Requirements
Transcribe every entry word for word, leaving out all images.

Material shown
********************
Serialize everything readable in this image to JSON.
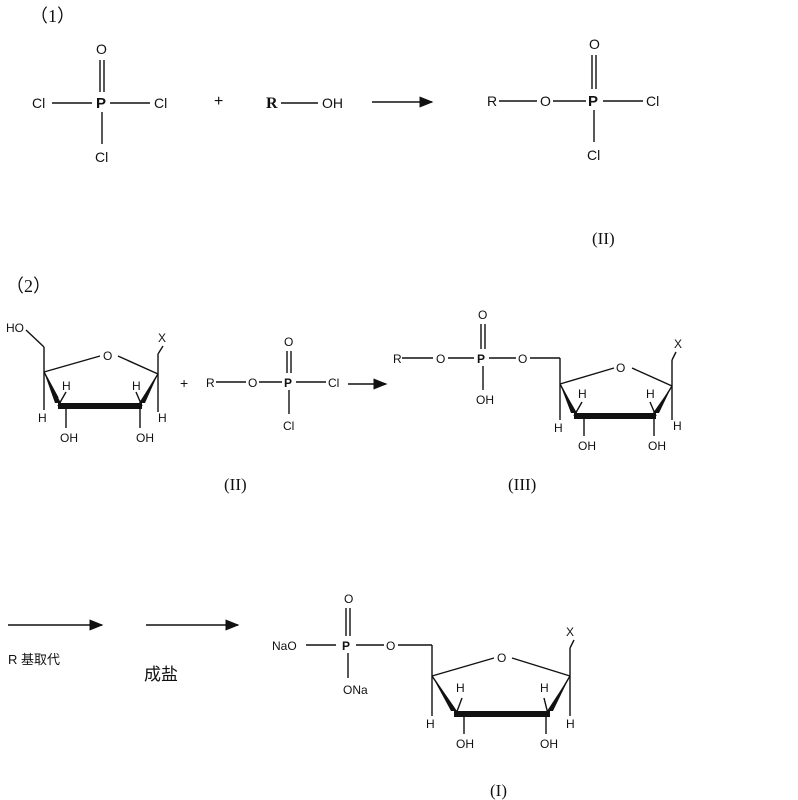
{
  "step1": {
    "label": "（1）",
    "pocl3": {
      "p": "P",
      "o": "O",
      "cl_left": "Cl",
      "cl_right": "Cl",
      "cl_bottom": "Cl"
    },
    "plus": "+",
    "roh": {
      "r": "R",
      "oh": "OH"
    },
    "product": {
      "r": "R",
      "o_ester": "O",
      "p": "P",
      "o": "O",
      "cl_right": "Cl",
      "cl_bottom": "Cl"
    },
    "product_label": "(II)"
  },
  "step2": {
    "label": "（2）",
    "sugar": {
      "ho": "HO",
      "ring_o": "O",
      "x": "X",
      "h1": "H",
      "h2": "H",
      "h3": "H",
      "h4": "H",
      "oh1": "OH",
      "oh2": "OH"
    },
    "plus": "+",
    "reagent": {
      "r": "R",
      "o_ester": "O",
      "p": "P",
      "o": "O",
      "cl_right": "Cl",
      "cl_bottom": "Cl"
    },
    "reagent_label": "(II)",
    "product": {
      "r": "R",
      "o_ester": "O",
      "p": "P",
      "o": "O",
      "oh": "OH",
      "o_link": "O",
      "ring_o": "O",
      "x": "X",
      "h1": "H",
      "h2": "H",
      "h3": "H",
      "h4": "H",
      "oh1": "OH",
      "oh2": "OH"
    },
    "product_label": "(III)"
  },
  "step3": {
    "arrow1_label": "R 基取代",
    "arrow2_label": "成盐",
    "product": {
      "na_o": "NaO",
      "p": "P",
      "o": "O",
      "ona": "ONa",
      "o_link": "O",
      "ring_o": "O",
      "x": "X",
      "h1": "H",
      "h2": "H",
      "h3": "H",
      "h4": "H",
      "oh1": "OH",
      "oh2": "OH"
    },
    "product_label": "(I)"
  }
}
********************
Solution for this exercise
Serialize everything readable in this image to JSON.
{
  "step1": {
    "label": "（1）",
    "pocl3": {
      "p": "P",
      "o": "O",
      "cl_left": "Cl",
      "cl_right": "Cl",
      "cl_bottom": "Cl"
    },
    "plus": "+",
    "roh": {
      "r": "R",
      "oh": "OH"
    },
    "product": {
      "r": "R",
      "o_ester": "O",
      "p": "P",
      "o": "O",
      "cl_right": "Cl",
      "cl_bottom": "Cl"
    },
    "product_label": "(II)"
  },
  "step2": {
    "label": "（2）",
    "sugar": {
      "ho": "HO",
      "ring_o": "O",
      "x": "X",
      "h1": "H",
      "h2": "H",
      "h3": "H",
      "h4": "H",
      "oh1": "OH",
      "oh2": "OH"
    },
    "plus": "+",
    "reagent": {
      "r": "R",
      "o_ester": "O",
      "p": "P",
      "o": "O",
      "cl_right": "Cl",
      "cl_bottom": "Cl"
    },
    "reagent_label": "(II)",
    "product": {
      "r": "R",
      "o_ester": "O",
      "p": "P",
      "o": "O",
      "oh": "OH",
      "o_link": "O",
      "ring_o": "O",
      "x": "X",
      "h1": "H",
      "h2": "H",
      "h3": "H",
      "h4": "H",
      "oh1": "OH",
      "oh2": "OH"
    },
    "product_label": "(III)"
  },
  "step3": {
    "arrow1_label": "R 基取代",
    "arrow2_label": "成盐",
    "product": {
      "na_o": "NaO",
      "p": "P",
      "o": "O",
      "ona": "ONa",
      "o_link": "O",
      "ring_o": "O",
      "x": "X",
      "h1": "H",
      "h2": "H",
      "h3": "H",
      "h4": "H",
      "oh1": "OH",
      "oh2": "OH"
    },
    "product_label": "(I)"
  }
}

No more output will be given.